EXERCISE BRIEF: Read the lines below. Copy out any that hold the string "start".

MATERIAL TO PROCESS:
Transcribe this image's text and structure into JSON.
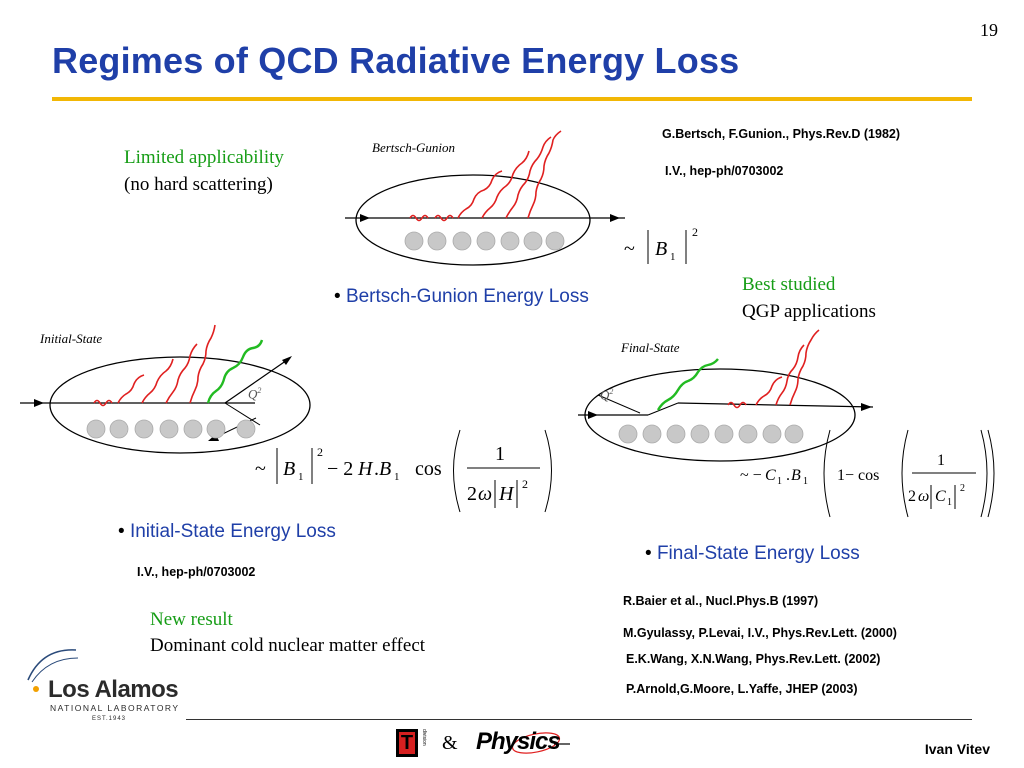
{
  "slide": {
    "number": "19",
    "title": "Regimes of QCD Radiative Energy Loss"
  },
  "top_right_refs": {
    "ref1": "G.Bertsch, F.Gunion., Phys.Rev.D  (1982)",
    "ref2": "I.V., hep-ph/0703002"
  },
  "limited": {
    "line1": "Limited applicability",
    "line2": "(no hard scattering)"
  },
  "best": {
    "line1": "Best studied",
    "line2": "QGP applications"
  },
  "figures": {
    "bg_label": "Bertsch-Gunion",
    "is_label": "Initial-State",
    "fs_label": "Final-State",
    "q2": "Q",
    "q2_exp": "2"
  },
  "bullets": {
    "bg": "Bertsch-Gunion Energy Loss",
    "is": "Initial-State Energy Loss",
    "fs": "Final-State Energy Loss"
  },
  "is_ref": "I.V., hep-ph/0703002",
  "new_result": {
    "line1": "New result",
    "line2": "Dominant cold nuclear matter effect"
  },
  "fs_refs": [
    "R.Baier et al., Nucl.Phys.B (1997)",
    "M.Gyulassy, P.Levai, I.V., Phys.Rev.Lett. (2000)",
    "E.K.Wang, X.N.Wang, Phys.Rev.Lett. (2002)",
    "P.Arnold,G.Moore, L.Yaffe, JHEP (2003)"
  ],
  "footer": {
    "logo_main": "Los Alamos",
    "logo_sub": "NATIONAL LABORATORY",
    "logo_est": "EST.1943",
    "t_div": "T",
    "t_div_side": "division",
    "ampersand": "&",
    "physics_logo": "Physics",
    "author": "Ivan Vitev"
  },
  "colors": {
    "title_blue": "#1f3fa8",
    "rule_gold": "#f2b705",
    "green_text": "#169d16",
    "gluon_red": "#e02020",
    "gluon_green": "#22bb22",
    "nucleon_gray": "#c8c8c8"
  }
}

--

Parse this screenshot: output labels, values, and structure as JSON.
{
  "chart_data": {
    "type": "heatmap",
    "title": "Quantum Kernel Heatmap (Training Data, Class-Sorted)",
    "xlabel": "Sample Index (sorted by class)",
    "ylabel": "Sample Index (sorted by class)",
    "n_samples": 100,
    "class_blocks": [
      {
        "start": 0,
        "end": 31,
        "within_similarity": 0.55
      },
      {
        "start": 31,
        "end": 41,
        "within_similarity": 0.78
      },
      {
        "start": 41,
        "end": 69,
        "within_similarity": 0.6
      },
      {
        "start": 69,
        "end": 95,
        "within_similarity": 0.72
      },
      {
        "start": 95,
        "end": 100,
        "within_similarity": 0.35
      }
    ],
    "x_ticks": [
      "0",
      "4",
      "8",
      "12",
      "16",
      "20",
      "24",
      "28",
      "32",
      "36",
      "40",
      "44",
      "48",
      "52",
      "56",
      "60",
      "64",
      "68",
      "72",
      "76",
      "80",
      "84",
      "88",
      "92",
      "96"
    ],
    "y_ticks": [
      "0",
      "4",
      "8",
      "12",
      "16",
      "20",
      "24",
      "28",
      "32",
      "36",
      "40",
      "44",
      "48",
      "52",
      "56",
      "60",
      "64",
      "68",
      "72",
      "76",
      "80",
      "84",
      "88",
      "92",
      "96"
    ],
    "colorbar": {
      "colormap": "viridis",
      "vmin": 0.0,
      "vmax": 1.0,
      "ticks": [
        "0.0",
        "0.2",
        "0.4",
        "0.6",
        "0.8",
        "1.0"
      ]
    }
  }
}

...

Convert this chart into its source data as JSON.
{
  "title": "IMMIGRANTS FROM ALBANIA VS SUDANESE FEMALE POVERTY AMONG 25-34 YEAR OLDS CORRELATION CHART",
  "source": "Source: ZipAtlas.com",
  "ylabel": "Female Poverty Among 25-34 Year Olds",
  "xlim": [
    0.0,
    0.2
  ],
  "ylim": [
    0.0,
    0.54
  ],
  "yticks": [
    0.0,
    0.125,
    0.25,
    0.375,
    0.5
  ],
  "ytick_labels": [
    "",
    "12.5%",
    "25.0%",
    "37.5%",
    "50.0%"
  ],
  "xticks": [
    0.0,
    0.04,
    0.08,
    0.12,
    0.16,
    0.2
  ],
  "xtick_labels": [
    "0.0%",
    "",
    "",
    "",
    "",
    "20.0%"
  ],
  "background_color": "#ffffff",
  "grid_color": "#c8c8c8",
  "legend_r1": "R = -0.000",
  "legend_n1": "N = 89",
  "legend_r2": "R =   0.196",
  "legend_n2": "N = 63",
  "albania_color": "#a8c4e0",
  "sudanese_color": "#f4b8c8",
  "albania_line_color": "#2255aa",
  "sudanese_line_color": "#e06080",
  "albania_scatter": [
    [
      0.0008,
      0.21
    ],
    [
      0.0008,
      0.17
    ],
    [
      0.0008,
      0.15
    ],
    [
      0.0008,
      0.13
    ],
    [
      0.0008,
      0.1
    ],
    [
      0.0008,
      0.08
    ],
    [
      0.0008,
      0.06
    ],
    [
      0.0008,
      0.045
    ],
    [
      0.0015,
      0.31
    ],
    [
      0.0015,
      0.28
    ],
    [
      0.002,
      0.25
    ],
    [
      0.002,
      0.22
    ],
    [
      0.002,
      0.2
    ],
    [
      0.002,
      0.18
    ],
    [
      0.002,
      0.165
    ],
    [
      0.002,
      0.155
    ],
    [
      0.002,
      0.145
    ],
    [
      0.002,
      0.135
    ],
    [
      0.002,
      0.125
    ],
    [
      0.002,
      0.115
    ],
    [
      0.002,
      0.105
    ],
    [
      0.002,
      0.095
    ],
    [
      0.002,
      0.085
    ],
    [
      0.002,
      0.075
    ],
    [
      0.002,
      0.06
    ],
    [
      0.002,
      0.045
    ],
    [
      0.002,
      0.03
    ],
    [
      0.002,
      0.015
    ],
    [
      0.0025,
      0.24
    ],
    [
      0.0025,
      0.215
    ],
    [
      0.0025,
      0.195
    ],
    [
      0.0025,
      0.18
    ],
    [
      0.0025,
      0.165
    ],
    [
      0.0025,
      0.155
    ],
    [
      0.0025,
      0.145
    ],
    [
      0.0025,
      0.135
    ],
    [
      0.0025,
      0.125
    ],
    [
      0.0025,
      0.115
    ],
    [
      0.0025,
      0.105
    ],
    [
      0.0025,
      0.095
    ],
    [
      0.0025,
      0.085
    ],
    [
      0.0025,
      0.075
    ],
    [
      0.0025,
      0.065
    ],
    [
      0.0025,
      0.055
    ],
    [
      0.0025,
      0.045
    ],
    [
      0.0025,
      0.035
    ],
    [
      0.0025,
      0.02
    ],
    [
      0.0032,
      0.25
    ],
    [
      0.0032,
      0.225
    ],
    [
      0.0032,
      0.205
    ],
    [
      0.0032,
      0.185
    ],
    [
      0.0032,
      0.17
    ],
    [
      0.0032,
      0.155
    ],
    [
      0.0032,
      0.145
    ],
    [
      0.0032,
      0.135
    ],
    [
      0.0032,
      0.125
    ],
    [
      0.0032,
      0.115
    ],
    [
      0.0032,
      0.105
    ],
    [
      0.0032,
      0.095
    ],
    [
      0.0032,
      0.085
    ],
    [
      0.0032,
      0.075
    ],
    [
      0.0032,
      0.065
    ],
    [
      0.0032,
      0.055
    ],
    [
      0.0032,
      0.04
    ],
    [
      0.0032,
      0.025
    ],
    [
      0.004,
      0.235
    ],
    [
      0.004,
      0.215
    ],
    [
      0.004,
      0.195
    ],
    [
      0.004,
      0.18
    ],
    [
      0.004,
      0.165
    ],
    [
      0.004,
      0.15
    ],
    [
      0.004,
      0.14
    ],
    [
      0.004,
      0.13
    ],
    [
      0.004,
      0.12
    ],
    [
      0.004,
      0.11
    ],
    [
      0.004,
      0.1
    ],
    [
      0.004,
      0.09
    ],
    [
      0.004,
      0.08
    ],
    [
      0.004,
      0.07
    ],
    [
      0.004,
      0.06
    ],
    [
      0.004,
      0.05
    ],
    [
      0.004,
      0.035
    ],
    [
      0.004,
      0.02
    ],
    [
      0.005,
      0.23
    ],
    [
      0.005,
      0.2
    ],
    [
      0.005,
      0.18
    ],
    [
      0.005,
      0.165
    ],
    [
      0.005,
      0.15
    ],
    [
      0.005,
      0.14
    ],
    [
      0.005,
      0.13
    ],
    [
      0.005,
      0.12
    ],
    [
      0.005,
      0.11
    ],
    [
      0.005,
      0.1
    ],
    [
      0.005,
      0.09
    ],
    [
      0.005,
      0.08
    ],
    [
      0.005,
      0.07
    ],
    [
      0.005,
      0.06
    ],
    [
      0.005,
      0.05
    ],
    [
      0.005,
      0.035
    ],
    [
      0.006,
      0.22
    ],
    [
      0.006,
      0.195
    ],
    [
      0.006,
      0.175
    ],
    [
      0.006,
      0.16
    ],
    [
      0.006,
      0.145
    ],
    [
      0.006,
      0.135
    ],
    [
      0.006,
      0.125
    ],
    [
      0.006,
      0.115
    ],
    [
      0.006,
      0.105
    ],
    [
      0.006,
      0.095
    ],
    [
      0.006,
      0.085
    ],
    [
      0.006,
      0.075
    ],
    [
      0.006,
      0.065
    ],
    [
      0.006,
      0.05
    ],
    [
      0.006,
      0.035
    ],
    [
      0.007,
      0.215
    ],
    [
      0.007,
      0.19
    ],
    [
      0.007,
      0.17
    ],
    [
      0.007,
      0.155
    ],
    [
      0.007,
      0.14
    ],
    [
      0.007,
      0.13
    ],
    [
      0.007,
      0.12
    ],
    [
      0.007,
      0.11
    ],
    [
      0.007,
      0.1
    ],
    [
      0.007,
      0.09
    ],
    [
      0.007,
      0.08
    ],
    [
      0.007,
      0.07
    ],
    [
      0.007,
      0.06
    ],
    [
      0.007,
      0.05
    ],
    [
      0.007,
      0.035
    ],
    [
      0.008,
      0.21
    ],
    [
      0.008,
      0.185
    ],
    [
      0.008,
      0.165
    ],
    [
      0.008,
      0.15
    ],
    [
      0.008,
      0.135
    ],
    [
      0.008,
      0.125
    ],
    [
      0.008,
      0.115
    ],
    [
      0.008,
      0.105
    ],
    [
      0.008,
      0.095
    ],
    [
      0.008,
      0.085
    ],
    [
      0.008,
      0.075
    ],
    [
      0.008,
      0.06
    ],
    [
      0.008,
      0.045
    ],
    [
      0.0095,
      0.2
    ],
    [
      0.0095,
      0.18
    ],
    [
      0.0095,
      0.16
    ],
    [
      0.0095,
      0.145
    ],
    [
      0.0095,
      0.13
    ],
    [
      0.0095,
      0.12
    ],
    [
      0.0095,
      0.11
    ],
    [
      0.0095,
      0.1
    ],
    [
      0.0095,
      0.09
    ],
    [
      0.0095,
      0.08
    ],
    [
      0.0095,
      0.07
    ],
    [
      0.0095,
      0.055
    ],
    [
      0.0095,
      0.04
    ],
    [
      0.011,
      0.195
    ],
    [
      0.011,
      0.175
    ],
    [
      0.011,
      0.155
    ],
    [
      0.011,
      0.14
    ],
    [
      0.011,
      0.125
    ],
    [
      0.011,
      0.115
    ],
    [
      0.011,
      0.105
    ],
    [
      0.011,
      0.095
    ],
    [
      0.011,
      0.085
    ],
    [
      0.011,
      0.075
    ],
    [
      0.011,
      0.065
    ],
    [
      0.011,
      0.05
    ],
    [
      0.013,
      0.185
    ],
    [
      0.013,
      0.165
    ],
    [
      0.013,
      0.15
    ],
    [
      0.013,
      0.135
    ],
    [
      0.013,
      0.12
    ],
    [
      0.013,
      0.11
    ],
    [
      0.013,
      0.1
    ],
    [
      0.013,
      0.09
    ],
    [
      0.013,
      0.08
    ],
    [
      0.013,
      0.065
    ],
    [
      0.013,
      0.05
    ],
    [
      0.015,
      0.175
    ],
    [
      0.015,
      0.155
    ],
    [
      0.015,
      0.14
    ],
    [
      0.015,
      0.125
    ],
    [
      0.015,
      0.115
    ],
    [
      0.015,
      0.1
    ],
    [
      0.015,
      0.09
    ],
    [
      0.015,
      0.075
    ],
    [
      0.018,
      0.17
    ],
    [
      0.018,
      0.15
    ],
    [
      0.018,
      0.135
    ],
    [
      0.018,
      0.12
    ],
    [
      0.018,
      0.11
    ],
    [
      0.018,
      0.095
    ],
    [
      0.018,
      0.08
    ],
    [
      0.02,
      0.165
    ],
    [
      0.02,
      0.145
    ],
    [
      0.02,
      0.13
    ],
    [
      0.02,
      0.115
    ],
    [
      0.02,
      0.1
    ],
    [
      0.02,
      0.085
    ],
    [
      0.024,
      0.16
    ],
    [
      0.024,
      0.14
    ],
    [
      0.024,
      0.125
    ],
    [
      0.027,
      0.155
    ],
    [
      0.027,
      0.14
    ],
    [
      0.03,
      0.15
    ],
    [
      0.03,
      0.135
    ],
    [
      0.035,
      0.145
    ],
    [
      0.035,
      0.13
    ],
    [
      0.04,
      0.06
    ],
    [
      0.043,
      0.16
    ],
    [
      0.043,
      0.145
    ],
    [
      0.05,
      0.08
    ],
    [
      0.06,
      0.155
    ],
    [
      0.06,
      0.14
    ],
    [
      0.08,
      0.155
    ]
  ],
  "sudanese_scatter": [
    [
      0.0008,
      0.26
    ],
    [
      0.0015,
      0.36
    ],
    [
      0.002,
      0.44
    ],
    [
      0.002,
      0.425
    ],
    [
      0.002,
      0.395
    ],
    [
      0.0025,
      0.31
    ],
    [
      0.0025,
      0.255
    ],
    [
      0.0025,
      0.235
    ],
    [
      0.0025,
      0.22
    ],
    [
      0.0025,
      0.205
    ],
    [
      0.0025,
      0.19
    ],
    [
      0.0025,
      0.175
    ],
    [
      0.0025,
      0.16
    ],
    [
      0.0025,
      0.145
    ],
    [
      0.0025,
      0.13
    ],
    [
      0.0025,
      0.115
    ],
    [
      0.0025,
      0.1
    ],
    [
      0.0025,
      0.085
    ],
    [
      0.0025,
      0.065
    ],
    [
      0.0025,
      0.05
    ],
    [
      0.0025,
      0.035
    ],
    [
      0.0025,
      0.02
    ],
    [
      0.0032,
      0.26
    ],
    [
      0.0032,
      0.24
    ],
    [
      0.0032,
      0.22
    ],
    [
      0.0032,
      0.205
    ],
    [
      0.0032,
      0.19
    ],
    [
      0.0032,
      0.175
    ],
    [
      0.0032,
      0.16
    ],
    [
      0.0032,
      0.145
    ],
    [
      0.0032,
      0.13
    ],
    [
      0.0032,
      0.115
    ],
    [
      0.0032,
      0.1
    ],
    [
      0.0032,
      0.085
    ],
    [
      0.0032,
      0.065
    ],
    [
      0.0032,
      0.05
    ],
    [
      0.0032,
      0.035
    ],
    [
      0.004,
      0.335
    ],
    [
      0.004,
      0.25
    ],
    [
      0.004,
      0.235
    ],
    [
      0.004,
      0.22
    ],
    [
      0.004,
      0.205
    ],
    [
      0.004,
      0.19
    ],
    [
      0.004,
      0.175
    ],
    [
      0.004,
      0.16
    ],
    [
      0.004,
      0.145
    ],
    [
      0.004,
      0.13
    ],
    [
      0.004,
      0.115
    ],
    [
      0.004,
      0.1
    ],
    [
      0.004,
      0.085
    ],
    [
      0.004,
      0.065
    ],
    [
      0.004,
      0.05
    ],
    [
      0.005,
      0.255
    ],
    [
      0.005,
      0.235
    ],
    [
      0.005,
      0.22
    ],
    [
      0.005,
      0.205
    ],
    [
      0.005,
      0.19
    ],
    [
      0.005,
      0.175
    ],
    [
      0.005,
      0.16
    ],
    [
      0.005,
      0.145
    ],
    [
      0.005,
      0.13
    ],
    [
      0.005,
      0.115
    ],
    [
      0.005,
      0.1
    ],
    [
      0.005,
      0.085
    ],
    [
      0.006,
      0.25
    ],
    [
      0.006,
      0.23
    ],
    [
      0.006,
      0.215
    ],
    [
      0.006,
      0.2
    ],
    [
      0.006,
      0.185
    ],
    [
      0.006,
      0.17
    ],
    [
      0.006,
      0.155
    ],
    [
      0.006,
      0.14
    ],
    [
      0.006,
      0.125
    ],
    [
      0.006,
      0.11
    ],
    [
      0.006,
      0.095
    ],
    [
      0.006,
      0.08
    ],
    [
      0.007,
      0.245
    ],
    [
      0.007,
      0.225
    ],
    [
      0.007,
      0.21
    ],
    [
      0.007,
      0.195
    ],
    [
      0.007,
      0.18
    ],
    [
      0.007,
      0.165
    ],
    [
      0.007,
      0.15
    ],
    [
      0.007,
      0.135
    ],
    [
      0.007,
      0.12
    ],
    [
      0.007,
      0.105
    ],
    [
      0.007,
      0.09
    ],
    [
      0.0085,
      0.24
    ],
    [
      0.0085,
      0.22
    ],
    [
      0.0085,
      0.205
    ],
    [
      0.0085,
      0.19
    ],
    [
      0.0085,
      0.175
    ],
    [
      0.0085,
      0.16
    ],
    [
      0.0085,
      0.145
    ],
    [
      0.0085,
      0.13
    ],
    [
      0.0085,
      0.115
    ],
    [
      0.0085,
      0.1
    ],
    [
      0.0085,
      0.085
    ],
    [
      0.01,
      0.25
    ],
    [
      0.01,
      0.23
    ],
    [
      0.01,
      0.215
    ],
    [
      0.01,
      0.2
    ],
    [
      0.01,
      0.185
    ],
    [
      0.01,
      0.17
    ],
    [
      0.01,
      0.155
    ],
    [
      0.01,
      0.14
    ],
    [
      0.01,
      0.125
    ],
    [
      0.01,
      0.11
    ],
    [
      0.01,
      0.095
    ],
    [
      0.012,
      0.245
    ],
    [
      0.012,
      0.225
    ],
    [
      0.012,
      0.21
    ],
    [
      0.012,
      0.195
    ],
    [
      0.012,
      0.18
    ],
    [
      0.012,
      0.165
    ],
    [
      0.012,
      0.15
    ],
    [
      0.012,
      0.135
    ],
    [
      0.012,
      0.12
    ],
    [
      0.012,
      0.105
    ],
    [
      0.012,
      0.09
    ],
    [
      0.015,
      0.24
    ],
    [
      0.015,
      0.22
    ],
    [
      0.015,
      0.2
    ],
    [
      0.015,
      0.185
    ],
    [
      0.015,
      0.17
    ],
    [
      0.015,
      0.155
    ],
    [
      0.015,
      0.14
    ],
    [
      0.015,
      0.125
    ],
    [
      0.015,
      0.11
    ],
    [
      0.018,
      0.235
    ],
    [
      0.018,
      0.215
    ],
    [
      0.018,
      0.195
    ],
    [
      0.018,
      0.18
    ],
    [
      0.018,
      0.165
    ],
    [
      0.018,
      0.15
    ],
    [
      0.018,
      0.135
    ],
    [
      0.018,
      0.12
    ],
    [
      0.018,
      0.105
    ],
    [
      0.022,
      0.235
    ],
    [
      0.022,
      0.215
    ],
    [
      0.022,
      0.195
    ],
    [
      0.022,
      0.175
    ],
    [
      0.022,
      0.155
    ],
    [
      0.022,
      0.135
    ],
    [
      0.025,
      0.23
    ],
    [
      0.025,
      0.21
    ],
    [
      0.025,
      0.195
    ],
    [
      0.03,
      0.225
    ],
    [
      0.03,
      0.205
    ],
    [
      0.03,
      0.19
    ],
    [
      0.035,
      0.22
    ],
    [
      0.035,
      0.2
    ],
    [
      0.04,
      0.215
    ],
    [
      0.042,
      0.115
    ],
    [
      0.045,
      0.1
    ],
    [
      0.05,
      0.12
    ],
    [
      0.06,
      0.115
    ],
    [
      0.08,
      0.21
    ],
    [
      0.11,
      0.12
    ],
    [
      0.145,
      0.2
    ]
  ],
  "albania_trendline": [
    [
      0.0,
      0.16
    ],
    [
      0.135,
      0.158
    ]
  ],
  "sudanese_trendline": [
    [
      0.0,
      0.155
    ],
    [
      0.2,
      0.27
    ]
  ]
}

IN RESPONSE:
        "start": 0,
        "start": 31,
        "start": 41,
        "start": 69,
        "start": 95,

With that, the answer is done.